━━━━━ Source material ━━━━━
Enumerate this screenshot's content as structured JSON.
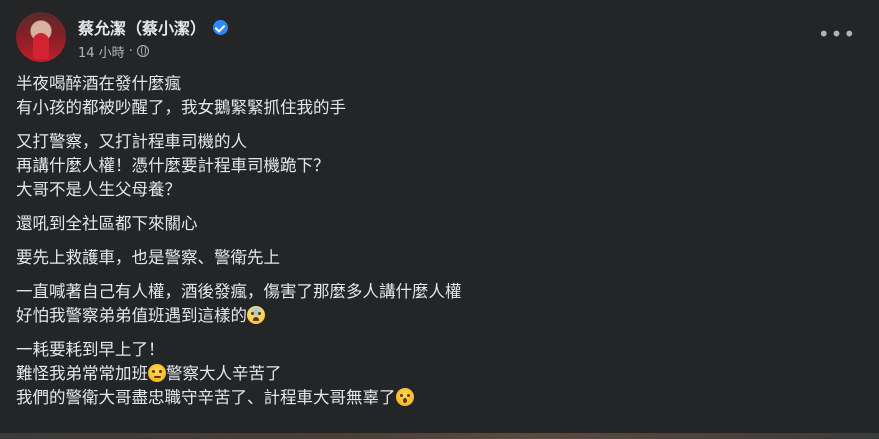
{
  "post": {
    "author": "蔡允潔（蔡小潔）",
    "time": "14 小時",
    "separator": "·",
    "more_icon": "more-horizontal-icon",
    "verified_icon": "verified-badge-icon",
    "privacy_icon": "globe-icon"
  },
  "body": {
    "p1_l1": "半夜喝醉酒在發什麼瘋",
    "p1_l2": "有小孩的都被吵醒了，我女鵝緊緊抓住我的手",
    "p2_l1": "又打警察，又打計程車司機的人",
    "p2_l2": "再講什麼人權！憑什麼要計程車司機跪下？",
    "p2_l3": "大哥不是人生父母養？",
    "p3_l1": "還吼到全社區都下來關心",
    "p4_l1": "要先上救護車，也是警察、警衛先上",
    "p5_l1": "一直喊著自己有人權，酒後發瘋，傷害了那麼多人講什麼人權",
    "p5_l2": "好怕我警察弟弟值班遇到這樣的",
    "p6_l1": "一耗要耗到早上了！",
    "p6_l2a": "難怪我弟常常加班",
    "p6_l2b": "警察大人辛苦了",
    "p6_l3": "我們的警衛大哥盡忠職守辛苦了、計程車大哥無辜了"
  },
  "emojis": {
    "e1": "fearful-face-emoji",
    "e2": "pleading-face-emoji",
    "e3": "astonished-face-emoji"
  },
  "colors": {
    "background": "#242526",
    "text": "#e4e6eb",
    "secondary_text": "#b0b3b8",
    "verified": "#2d88ff"
  }
}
━━━━━
* **What you are asked to do**: Copy out all the data exactly; skip the pictures.

* **Reply**:
Enumerate this screenshot's content as structured JSON.
{
  "post": {
    "author": "蔡允潔（蔡小潔）",
    "time": "14 小時",
    "separator": "·",
    "more_icon": "more-horizontal-icon",
    "verified_icon": "verified-badge-icon",
    "privacy_icon": "globe-icon"
  },
  "body": {
    "p1_l1": "半夜喝醉酒在發什麼瘋",
    "p1_l2": "有小孩的都被吵醒了，我女鵝緊緊抓住我的手",
    "p2_l1": "又打警察，又打計程車司機的人",
    "p2_l2": "再講什麼人權！憑什麼要計程車司機跪下？",
    "p2_l3": "大哥不是人生父母養？",
    "p3_l1": "還吼到全社區都下來關心",
    "p4_l1": "要先上救護車，也是警察、警衛先上",
    "p5_l1": "一直喊著自己有人權，酒後發瘋，傷害了那麼多人講什麼人權",
    "p5_l2": "好怕我警察弟弟值班遇到這樣的",
    "p6_l1": "一耗要耗到早上了！",
    "p6_l2a": "難怪我弟常常加班",
    "p6_l2b": "警察大人辛苦了",
    "p6_l3": "我們的警衛大哥盡忠職守辛苦了、計程車大哥無辜了"
  },
  "emojis": {
    "e1": "fearful-face-emoji",
    "e2": "pleading-face-emoji",
    "e3": "astonished-face-emoji"
  },
  "colors": {
    "background": "#242526",
    "text": "#e4e6eb",
    "secondary_text": "#b0b3b8",
    "verified": "#2d88ff"
  }
}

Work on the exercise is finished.